#### [Directive]
Find all lines in the records that include the word "Doctor", and copy them out.

--- begin Records for this exercise ---

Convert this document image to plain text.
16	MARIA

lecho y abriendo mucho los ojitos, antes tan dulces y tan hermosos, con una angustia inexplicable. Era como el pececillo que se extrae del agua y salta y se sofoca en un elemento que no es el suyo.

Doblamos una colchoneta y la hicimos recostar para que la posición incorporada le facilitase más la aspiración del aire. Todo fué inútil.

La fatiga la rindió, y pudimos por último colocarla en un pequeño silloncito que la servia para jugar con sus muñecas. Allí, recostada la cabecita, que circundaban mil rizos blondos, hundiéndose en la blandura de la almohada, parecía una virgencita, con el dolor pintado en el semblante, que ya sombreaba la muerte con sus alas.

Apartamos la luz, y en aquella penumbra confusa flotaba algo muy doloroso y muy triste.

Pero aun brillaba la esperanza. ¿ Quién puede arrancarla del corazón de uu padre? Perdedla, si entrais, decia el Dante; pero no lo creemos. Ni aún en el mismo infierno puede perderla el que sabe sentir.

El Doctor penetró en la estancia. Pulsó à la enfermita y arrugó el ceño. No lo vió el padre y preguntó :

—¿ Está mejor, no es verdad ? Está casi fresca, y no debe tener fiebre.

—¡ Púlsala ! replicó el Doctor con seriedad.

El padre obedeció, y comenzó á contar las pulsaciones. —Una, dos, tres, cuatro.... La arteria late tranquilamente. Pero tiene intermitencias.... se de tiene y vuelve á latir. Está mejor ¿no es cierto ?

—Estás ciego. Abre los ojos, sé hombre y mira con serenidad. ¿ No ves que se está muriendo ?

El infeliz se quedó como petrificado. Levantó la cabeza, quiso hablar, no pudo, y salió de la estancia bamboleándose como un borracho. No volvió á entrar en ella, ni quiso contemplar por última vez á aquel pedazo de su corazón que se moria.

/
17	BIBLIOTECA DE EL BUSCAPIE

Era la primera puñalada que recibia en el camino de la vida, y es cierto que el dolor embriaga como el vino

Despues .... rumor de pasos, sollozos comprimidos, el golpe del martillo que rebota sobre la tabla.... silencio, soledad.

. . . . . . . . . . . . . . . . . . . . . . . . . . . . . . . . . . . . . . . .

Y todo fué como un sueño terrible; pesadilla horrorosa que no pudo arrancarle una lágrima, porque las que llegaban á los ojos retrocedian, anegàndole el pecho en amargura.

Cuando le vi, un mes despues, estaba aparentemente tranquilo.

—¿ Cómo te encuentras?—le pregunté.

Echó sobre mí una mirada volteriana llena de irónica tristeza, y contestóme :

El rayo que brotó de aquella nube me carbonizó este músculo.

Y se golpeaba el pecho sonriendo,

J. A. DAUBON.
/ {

--- end Records for this exercise ---

#### [Solution]
El Doctor penetró en la estancia. Pulsó à la enfermita y arrugó el ceño. No lo vió el padre y preguntó :
—¡ Púlsala ! replicó el Doctor con seriedad.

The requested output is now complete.